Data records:
○ ○ ○ ○ ○

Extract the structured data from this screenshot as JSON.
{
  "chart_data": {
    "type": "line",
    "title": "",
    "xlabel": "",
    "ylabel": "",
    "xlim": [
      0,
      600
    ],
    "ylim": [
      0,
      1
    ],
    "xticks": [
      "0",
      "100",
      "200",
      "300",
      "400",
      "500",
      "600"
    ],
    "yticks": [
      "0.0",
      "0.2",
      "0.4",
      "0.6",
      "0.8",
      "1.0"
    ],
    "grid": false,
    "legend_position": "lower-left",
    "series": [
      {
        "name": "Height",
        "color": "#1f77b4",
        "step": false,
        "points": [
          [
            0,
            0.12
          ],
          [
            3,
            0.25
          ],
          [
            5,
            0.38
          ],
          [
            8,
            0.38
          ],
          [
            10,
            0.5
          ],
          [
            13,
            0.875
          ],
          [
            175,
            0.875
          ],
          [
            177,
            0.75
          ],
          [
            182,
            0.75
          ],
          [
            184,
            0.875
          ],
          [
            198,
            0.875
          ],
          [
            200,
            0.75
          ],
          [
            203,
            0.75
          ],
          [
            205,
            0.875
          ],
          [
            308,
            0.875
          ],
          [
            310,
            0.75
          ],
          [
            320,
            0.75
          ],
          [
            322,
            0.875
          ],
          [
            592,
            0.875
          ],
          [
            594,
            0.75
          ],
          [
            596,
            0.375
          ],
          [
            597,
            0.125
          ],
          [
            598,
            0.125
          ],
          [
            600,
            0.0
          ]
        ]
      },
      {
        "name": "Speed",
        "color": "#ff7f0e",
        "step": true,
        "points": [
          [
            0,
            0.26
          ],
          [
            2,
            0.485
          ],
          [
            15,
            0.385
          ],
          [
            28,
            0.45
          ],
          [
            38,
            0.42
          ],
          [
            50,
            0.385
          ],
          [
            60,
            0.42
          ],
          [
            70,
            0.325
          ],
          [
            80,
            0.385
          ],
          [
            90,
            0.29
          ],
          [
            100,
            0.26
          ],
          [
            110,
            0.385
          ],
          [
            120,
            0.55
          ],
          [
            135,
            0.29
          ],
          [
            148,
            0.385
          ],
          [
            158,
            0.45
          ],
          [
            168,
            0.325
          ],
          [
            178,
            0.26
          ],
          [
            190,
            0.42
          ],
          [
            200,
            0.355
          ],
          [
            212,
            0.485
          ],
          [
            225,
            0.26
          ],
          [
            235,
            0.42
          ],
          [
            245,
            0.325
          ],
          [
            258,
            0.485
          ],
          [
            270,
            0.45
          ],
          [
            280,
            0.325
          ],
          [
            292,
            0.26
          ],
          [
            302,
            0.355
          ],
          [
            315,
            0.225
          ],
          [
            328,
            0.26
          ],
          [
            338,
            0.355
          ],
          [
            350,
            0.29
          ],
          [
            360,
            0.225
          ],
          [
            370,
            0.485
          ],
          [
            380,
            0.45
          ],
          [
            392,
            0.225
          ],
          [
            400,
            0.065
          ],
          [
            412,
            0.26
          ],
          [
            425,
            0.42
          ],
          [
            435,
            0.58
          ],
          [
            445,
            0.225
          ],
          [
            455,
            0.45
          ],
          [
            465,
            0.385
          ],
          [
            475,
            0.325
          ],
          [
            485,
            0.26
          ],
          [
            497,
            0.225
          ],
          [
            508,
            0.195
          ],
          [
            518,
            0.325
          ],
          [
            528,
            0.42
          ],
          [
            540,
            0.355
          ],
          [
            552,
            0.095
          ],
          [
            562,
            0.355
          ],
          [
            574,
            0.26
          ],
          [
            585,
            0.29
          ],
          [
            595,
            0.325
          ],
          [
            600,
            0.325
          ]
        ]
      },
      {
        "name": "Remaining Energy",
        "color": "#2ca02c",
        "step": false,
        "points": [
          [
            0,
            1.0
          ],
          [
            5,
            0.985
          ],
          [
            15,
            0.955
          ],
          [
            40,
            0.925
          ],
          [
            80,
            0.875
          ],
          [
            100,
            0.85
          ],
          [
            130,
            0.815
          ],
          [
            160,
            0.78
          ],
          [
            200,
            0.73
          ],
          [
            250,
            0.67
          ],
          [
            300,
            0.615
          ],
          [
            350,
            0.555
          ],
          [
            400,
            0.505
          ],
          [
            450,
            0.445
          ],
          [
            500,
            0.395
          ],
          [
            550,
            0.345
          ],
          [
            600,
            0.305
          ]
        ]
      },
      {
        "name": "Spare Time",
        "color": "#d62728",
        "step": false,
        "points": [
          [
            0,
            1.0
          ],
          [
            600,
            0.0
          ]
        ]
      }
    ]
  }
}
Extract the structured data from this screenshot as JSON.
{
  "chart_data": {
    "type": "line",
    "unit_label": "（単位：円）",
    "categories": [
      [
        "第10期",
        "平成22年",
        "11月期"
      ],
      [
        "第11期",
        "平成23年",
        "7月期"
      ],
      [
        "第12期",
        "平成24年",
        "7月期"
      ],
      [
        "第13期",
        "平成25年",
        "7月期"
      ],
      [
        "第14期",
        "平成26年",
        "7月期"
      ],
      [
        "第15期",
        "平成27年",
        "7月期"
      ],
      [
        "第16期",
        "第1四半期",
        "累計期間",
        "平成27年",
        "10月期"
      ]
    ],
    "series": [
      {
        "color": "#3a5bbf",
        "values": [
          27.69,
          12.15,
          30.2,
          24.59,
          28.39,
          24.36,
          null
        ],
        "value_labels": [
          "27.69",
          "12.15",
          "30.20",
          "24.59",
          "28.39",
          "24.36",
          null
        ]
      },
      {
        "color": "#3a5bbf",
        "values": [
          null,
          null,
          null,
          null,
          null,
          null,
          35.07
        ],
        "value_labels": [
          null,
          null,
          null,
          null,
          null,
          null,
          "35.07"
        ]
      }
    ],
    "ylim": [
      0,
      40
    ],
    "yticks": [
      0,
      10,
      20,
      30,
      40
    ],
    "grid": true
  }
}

○ ○ ○ ○ ○

Task goal:
Emit the records above again, exactly, with no line skipped.

Written answer:
Extract the structured data from this screenshot as JSON.
{
  "chart_data": {
    "type": "line",
    "title": "",
    "xlabel": "",
    "ylabel": "",
    "xlim": [
      0,
      600
    ],
    "ylim": [
      0,
      1
    ],
    "xticks": [
      "0",
      "100",
      "200",
      "300",
      "400",
      "500",
      "600"
    ],
    "yticks": [
      "0.0",
      "0.2",
      "0.4",
      "0.6",
      "0.8",
      "1.0"
    ],
    "grid": false,
    "legend_position": "lower-left",
    "series": [
      {
        "name": "Height",
        "color": "#1f77b4",
        "step": false,
        "points": [
          [
            0,
            0.12
          ],
          [
            3,
            0.25
          ],
          [
            5,
            0.38
          ],
          [
            8,
            0.38
          ],
          [
            10,
            0.5
          ],
          [
            13,
            0.875
          ],
          [
            175,
            0.875
          ],
          [
            177,
            0.75
          ],
          [
            182,
            0.75
          ],
          [
            184,
            0.875
          ],
          [
            198,
            0.875
          ],
          [
            200,
            0.75
          ],
          [
            203,
            0.75
          ],
          [
            205,
            0.875
          ],
          [
            308,
            0.875
          ],
          [
            310,
            0.75
          ],
          [
            320,
            0.75
          ],
          [
            322,
            0.875
          ],
          [
            592,
            0.875
          ],
          [
            594,
            0.75
          ],
          [
            596,
            0.375
          ],
          [
            597,
            0.125
          ],
          [
            598,
            0.125
          ],
          [
            600,
            0.0
          ]
        ]
      },
      {
        "name": "Speed",
        "color": "#ff7f0e",
        "step": true,
        "points": [
          [
            0,
            0.26
          ],
          [
            2,
            0.485
          ],
          [
            15,
            0.385
          ],
          [
            28,
            0.45
          ],
          [
            38,
            0.42
          ],
          [
            50,
            0.385
          ],
          [
            60,
            0.42
          ],
          [
            70,
            0.325
          ],
          [
            80,
            0.385
          ],
          [
            90,
            0.29
          ],
          [
            100,
            0.26
          ],
          [
            110,
            0.385
          ],
          [
            120,
            0.55
          ],
          [
            135,
            0.29
          ],
          [
            148,
            0.385
          ],
          [
            158,
            0.45
          ],
          [
            168,
            0.325
          ],
          [
            178,
            0.26
          ],
          [
            190,
            0.42
          ],
          [
            200,
            0.355
          ],
          [
            212,
            0.485
          ],
          [
            225,
            0.26
          ],
          [
            235,
            0.42
          ],
          [
            245,
            0.325
          ],
          [
            258,
            0.485
          ],
          [
            270,
            0.45
          ],
          [
            280,
            0.325
          ],
          [
            292,
            0.26
          ],
          [
            302,
            0.355
          ],
          [
            315,
            0.225
          ],
          [
            328,
            0.26
          ],
          [
            338,
            0.355
          ],
          [
            350,
            0.29
          ],
          [
            360,
            0.225
          ],
          [
            370,
            0.485
          ],
          [
            380,
            0.45
          ],
          [
            392,
            0.225
          ],
          [
            400,
            0.065
          ],
          [
            412,
            0.26
          ],
          [
            425,
            0.42
          ],
          [
            435,
            0.58
          ],
          [
            445,
            0.225
          ],
          [
            455,
            0.45
          ],
          [
            465,
            0.385
          ],
          [
            475,
            0.325
          ],
          [
            485,
            0.26
          ],
          [
            497,
            0.225
          ],
          [
            508,
            0.195
          ],
          [
            518,
            0.325
          ],
          [
            528,
            0.42
          ],
          [
            540,
            0.355
          ],
          [
            552,
            0.095
          ],
          [
            562,
            0.355
          ],
          [
            574,
            0.26
          ],
          [
            585,
            0.29
          ],
          [
            595,
            0.325
          ],
          [
            600,
            0.325
          ]
        ]
      },
      {
        "name": "Remaining Energy",
        "color": "#2ca02c",
        "step": false,
        "points": [
          [
            0,
            1.0
          ],
          [
            5,
            0.985
          ],
          [
            15,
            0.955
          ],
          [
            40,
            0.925
          ],
          [
            80,
            0.875
          ],
          [
            100,
            0.85
          ],
          [
            130,
            0.815
          ],
          [
            160,
            0.78
          ],
          [
            200,
            0.73
          ],
          [
            250,
            0.67
          ],
          [
            300,
            0.615
          ],
          [
            350,
            0.555
          ],
          [
            400,
            0.505
          ],
          [
            450,
            0.445
          ],
          [
            500,
            0.395
          ],
          [
            550,
            0.345
          ],
          [
            600,
            0.305
          ]
        ]
      },
      {
        "name": "Spare Time",
        "color": "#d62728",
        "step": false,
        "points": [
          [
            0,
            1.0
          ],
          [
            600,
            0.0
          ]
        ]
      }
    ]
  }
}
Extract the structured data from this screenshot as JSON.
{
  "chart_data": {
    "type": "line",
    "unit_label": "（単位：円）",
    "categories": [
      [
        "第10期",
        "平成22年",
        "11月期"
      ],
      [
        "第11期",
        "平成23年",
        "7月期"
      ],
      [
        "第12期",
        "平成24年",
        "7月期"
      ],
      [
        "第13期",
        "平成25年",
        "7月期"
      ],
      [
        "第14期",
        "平成26年",
        "7月期"
      ],
      [
        "第15期",
        "平成27年",
        "7月期"
      ],
      [
        "第16期",
        "第1四半期",
        "累計期間",
        "平成27年",
        "10月期"
      ]
    ],
    "series": [
      {
        "color": "#3a5bbf",
        "values": [
          27.69,
          12.15,
          30.2,
          24.59,
          28.39,
          24.36,
          null
        ],
        "value_labels": [
          "27.69",
          "12.15",
          "30.20",
          "24.59",
          "28.39",
          "24.36",
          null
        ]
      },
      {
        "color": "#3a5bbf",
        "values": [
          null,
          null,
          null,
          null,
          null,
          null,
          35.07
        ],
        "value_labels": [
          null,
          null,
          null,
          null,
          null,
          null,
          "35.07"
        ]
      }
    ],
    "ylim": [
      0,
      40
    ],
    "yticks": [
      0,
      10,
      20,
      30,
      40
    ],
    "grid": true
  }
}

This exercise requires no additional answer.